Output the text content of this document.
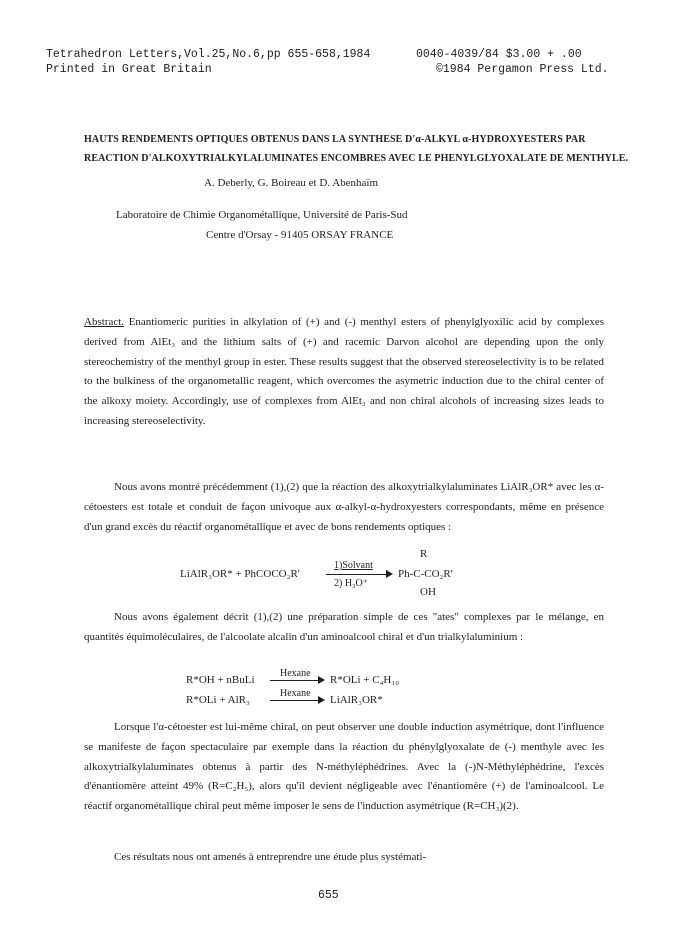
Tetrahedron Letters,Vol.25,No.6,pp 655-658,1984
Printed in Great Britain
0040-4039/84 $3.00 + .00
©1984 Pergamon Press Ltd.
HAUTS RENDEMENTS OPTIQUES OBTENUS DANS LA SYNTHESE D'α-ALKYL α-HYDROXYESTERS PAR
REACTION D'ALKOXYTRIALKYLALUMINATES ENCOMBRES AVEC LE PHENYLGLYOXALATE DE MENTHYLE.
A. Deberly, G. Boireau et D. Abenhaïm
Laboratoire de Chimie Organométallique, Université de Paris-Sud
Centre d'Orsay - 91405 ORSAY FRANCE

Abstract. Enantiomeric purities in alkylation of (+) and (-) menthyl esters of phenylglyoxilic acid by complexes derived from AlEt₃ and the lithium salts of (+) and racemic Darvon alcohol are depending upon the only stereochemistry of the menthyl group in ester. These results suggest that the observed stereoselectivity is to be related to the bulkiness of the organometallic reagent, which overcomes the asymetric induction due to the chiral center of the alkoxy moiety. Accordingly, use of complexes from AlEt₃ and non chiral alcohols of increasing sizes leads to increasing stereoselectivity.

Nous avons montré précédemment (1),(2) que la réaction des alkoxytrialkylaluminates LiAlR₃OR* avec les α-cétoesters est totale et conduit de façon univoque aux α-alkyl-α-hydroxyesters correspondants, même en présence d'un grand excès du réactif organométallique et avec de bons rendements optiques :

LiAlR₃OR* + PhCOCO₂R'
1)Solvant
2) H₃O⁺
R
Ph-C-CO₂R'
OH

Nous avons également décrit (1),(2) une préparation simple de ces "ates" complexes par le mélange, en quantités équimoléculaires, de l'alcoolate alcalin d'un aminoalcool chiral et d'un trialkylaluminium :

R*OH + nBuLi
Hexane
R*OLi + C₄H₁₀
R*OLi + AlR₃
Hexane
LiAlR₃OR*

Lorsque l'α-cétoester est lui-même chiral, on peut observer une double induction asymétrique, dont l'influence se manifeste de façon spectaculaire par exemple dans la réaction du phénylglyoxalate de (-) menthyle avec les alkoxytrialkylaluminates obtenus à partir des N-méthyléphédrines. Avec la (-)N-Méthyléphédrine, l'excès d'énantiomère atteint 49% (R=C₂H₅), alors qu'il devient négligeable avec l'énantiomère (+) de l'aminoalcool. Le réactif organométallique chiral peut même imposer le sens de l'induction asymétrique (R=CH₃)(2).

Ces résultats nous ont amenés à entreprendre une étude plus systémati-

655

* * *

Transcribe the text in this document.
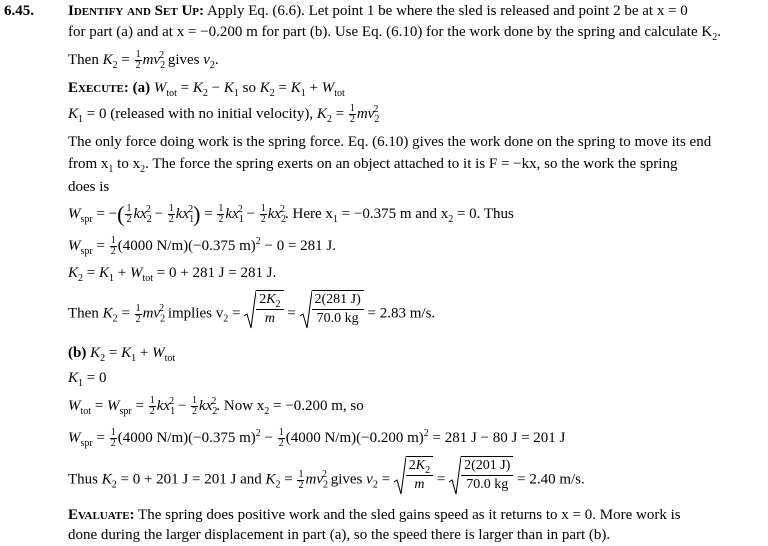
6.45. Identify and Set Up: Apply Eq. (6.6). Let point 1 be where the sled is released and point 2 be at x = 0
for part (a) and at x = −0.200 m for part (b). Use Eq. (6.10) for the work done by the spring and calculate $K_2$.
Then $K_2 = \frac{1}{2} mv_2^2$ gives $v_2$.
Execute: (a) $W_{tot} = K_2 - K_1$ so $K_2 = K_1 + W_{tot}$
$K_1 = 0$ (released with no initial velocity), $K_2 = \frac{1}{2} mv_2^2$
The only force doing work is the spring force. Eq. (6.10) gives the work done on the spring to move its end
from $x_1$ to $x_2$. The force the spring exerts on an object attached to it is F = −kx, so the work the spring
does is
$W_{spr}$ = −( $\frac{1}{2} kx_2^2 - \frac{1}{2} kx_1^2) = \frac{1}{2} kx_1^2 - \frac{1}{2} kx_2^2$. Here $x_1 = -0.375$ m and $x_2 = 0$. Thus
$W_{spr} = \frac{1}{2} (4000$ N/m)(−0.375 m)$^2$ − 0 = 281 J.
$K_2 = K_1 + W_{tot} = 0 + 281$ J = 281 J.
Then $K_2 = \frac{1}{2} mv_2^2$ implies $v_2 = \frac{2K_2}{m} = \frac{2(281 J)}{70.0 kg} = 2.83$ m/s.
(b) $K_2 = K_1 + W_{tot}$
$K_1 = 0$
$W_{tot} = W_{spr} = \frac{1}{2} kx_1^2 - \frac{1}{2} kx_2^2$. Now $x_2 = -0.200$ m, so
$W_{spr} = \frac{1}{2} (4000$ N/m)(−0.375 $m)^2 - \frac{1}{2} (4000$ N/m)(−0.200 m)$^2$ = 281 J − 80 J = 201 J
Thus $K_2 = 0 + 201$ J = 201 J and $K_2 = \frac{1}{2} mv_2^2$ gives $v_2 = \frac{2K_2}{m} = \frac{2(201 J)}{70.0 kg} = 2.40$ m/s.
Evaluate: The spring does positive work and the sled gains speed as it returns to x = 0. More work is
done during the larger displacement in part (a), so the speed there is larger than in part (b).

==

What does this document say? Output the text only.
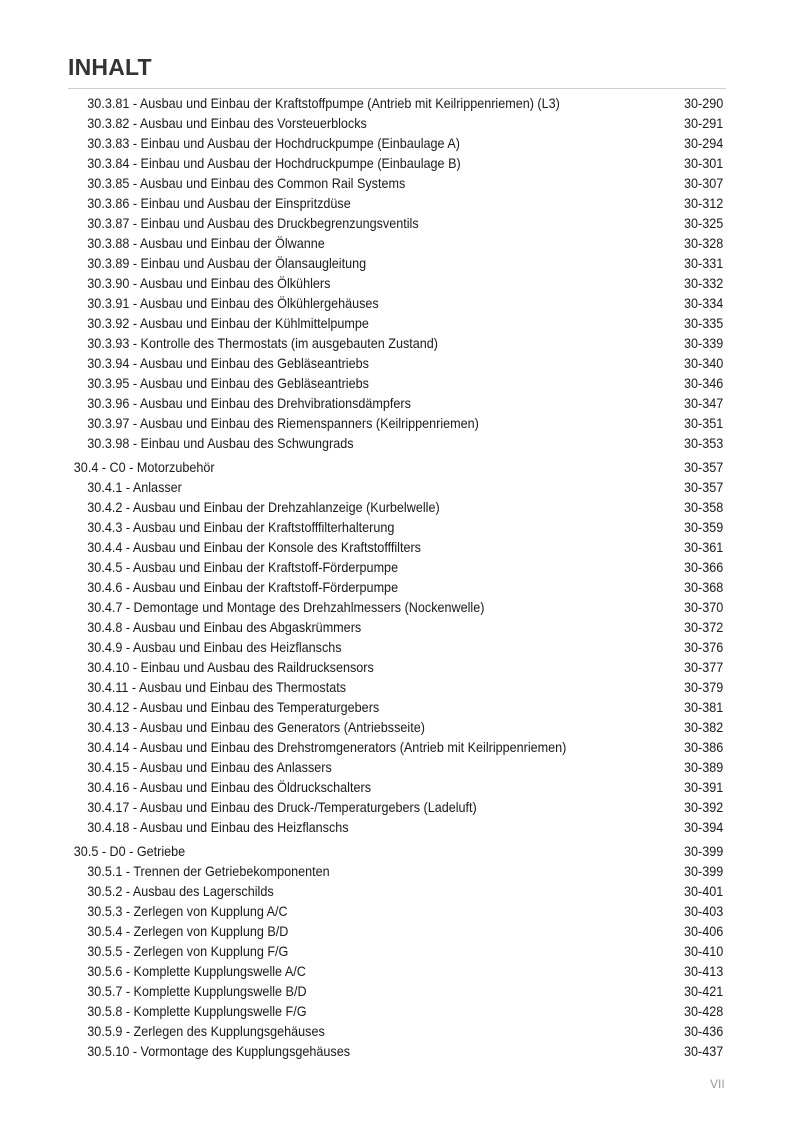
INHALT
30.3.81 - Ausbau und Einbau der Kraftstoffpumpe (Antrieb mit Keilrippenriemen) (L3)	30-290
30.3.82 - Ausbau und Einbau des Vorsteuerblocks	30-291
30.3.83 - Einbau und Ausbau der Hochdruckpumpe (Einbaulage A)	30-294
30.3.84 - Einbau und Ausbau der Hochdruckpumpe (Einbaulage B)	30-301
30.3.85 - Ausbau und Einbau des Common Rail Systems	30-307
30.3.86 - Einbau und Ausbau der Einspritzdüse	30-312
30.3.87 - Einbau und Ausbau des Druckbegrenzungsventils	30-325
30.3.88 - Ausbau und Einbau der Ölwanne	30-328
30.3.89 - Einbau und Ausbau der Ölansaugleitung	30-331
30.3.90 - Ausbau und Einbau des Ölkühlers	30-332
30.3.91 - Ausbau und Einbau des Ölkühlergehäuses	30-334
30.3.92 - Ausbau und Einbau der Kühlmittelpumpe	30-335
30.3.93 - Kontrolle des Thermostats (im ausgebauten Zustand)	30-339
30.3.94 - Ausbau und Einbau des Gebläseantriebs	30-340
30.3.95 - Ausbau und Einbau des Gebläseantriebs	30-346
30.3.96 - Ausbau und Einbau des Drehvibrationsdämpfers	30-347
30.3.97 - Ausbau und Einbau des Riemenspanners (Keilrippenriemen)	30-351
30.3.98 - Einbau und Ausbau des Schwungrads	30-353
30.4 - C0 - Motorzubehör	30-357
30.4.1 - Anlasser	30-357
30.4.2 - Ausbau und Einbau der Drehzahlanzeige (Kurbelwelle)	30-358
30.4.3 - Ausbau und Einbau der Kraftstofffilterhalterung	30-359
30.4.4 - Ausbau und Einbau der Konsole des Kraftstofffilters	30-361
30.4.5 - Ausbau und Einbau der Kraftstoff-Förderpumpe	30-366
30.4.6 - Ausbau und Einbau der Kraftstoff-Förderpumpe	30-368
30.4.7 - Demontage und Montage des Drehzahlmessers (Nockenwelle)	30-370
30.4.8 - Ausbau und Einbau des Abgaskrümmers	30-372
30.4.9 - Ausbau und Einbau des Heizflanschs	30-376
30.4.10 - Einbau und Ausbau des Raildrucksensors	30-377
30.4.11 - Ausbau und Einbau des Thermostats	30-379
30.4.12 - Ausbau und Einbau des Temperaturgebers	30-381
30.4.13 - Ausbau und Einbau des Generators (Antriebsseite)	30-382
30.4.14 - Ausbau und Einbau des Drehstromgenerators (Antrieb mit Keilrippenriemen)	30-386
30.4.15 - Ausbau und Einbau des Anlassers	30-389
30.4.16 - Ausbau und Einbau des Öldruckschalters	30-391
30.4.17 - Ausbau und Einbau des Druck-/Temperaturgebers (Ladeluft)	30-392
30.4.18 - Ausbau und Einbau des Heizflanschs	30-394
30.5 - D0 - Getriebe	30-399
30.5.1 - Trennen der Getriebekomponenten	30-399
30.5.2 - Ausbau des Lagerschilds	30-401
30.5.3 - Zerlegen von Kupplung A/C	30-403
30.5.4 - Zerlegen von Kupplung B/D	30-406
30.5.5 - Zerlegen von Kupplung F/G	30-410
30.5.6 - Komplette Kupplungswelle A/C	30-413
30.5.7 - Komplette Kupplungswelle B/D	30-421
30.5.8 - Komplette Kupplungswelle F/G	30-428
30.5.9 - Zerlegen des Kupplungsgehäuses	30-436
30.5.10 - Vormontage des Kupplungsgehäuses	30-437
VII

■ Goal of the exercise: Search the data for "Hochdruckpumpe". Copy every line that has it.

■ Task solution:
30.3.83 - Einbau und Ausbau der Hochdruckpumpe (Einbaulage A)	30-294
30.3.84 - Einbau und Ausbau der Hochdruckpumpe (Einbaulage B)	30-301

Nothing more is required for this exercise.